#### Short problem
Each line of the material below that holds the word "definición" needs to be copied.

#### Supplied records
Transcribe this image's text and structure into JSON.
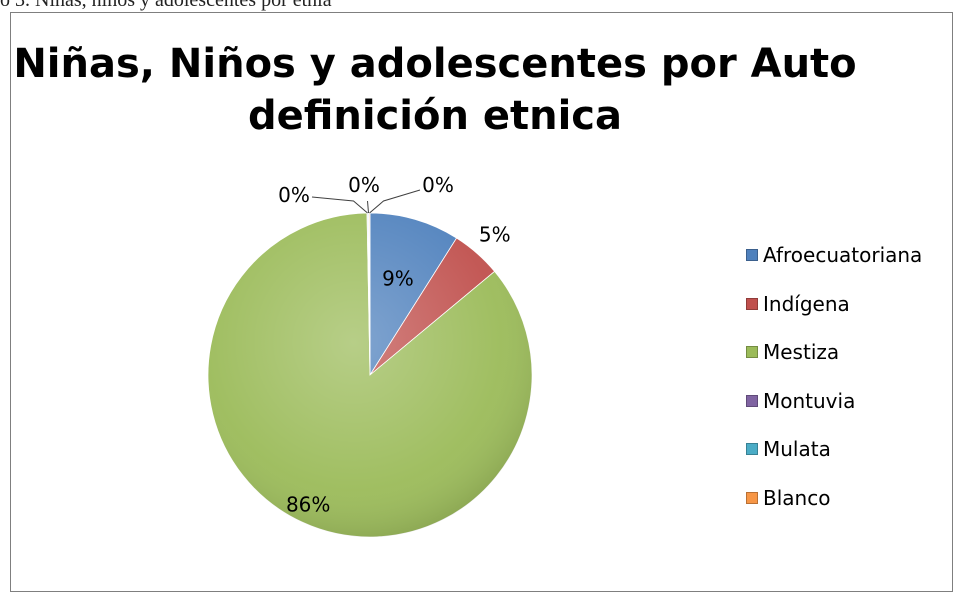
{
  "caption": "o 3. Niñas, niños y adolescentes por etnia",
  "chart_data": {
    "type": "pie",
    "title": "Niñas, Niños y adolescentes  por Auto definición etnica",
    "title_lines": [
      "Niñas, Niños y adolescentes  por Auto",
      "definición etnica"
    ],
    "categories": [
      "Afroecuatoriana",
      "Indígena",
      "Mestiza",
      "Montuvia",
      "Mulata",
      "Blanco"
    ],
    "values": [
      9,
      5,
      86,
      0,
      0,
      0
    ],
    "data_labels": [
      "9%",
      "5%",
      "86%",
      "0%",
      "0%",
      "0%"
    ],
    "colors": [
      "#4f81bd",
      "#c0504d",
      "#9bbb59",
      "#8064a2",
      "#4bacc6",
      "#f79646"
    ],
    "legend_position": "right"
  }
}
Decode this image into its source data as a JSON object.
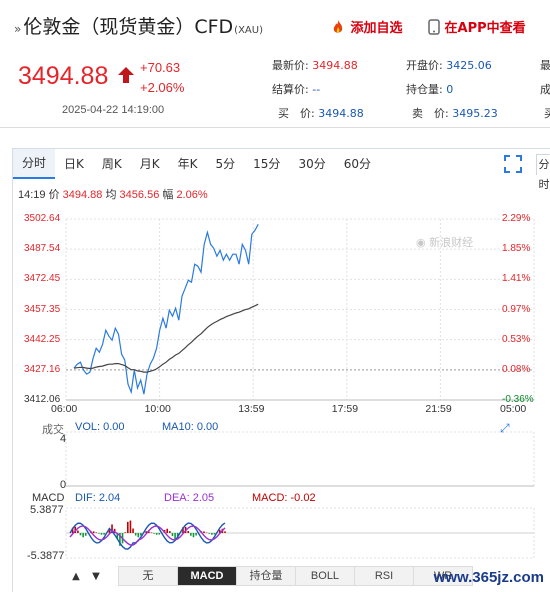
{
  "header": {
    "prefix": "»",
    "title": "伦敦金（现货黄金）CFD",
    "symbol": "(XAU)",
    "add_watch": "添加自选",
    "app_view": "在APP中查看"
  },
  "quote": {
    "price": "3494.88",
    "change": "+70.63",
    "change_pct": "+2.06%",
    "datetime": "2025-04-22 14:19:00",
    "accent": "#e4262b"
  },
  "info": {
    "latest_label": "最新价:",
    "latest": "3494.88",
    "open_label": "开盘价:",
    "open": "3425.06",
    "settle_label": "结算价:",
    "settle": "--",
    "hold_label": "持仓量:",
    "hold": "0",
    "bid_label": "买　价:",
    "bid": "3494.88",
    "ask_label": "卖　价:",
    "ask": "3495.23",
    "edge1": "最",
    "edge2": "成",
    "edge3": "买"
  },
  "tabs": [
    "分时",
    "日K",
    "周K",
    "月K",
    "年K",
    "5分",
    "15分",
    "30分",
    "60分"
  ],
  "tabs_extra": "分时",
  "summary": {
    "time": "14:19",
    "price_label": "价",
    "price": "3494.88",
    "avg_label": "均",
    "avg": "3456.56",
    "amp_label": "幅",
    "amp": "2.06%"
  },
  "chart_data": {
    "type": "line",
    "x_ticks": [
      "06:00",
      "10:00",
      "13:59",
      "17:59",
      "21:59",
      "05:00"
    ],
    "price_ticks": [
      "3502.64",
      "3487.54",
      "3472.45",
      "3457.35",
      "3442.25",
      "3427.16",
      "3412.06"
    ],
    "pct_ticks": [
      "2.29%",
      "1.85%",
      "1.41%",
      "0.97%",
      "0.53%",
      "0.08%",
      "-0.36%"
    ],
    "ylim": [
      3412.06,
      3502.64
    ],
    "series": [
      {
        "values": [
          3428,
          3430,
          3431,
          3427,
          3425,
          3426,
          3433,
          3438,
          3436,
          3440,
          3447,
          3444,
          3442,
          3448,
          3445,
          3435,
          3432,
          3420,
          3416,
          3427,
          3418,
          3422,
          3415,
          3425,
          3430,
          3433,
          3438,
          3447,
          3453,
          3448,
          3457,
          3454,
          3458,
          3452,
          3464,
          3468,
          3472,
          3471,
          3480,
          3479,
          3476,
          3490,
          3496,
          3490,
          3488,
          3484,
          3487,
          3482,
          3485,
          3482,
          3485,
          3485,
          3480,
          3490,
          3487,
          3480,
          3495,
          3497,
          3500
        ]
      },
      {
        "values": [
          3428,
          3428.2,
          3428.4,
          3428.3,
          3428,
          3427.8,
          3428,
          3428.5,
          3428.8,
          3429,
          3429.6,
          3430,
          3430,
          3430.3,
          3430.3,
          3429.8,
          3429.3,
          3428.2,
          3427.2,
          3427.2,
          3426.6,
          3426.4,
          3426,
          3426,
          3426.4,
          3426.9,
          3427.6,
          3428.7,
          3430,
          3431,
          3432.4,
          3433.4,
          3434.6,
          3435.4,
          3436.8,
          3438.2,
          3439.7,
          3441,
          3442.6,
          3444,
          3445.2,
          3446.8,
          3448.4,
          3449.6,
          3450.6,
          3451.4,
          3452.3,
          3453,
          3453.8,
          3454.4,
          3455,
          3455.6,
          3456,
          3456.7,
          3457.3,
          3457.7,
          3458.5,
          3459.2,
          3460
        ]
      }
    ]
  },
  "volume": {
    "label": "成交",
    "vol_label": "VOL: 0.00",
    "ma_label": "MA10: 0.00",
    "y_top": "4",
    "y_bottom": "0"
  },
  "macd": {
    "label": "MACD",
    "dif": "DIF: 2.04",
    "dea": "DEA: 2.05",
    "macd": "MACD: -0.02",
    "y_top": "5.3877",
    "y_bottom": "-5.3877",
    "dif_color": "#1a58b0",
    "dea_color": "#9b30d0",
    "macd_color": "#c00000"
  },
  "bottom": {
    "buttons": [
      "无",
      "MACD",
      "持仓量",
      "BOLL",
      "RSI",
      "WR"
    ],
    "up_arrow": "▲",
    "down_arrow": "▼"
  },
  "watermark": "www.365jz.com",
  "sina_mark": "新浪财经"
}
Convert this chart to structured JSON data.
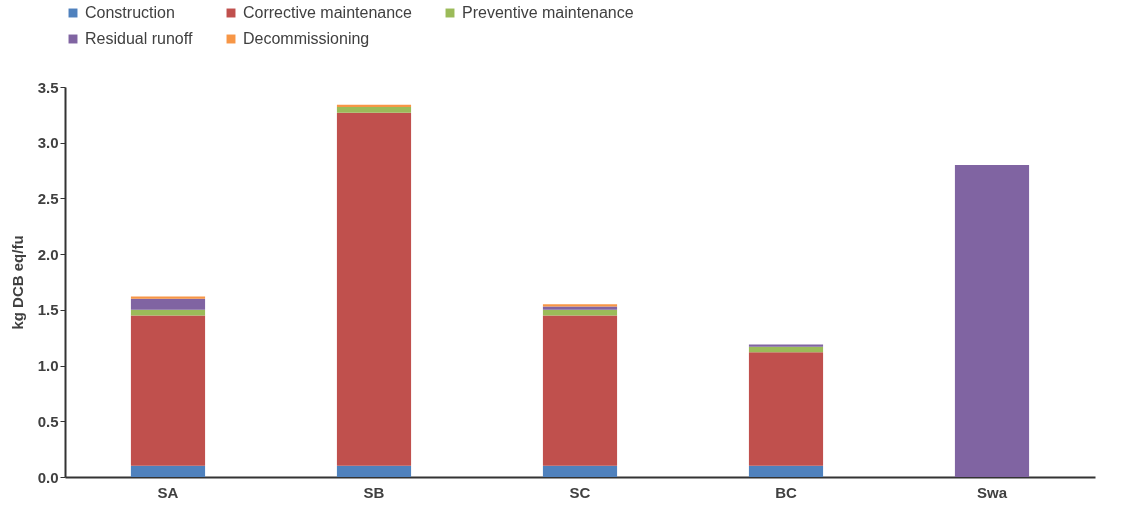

#### Exercise result
    "title": "Niñas, Niños y adolescentes  por Auto definición etnica",
      "definición etnica"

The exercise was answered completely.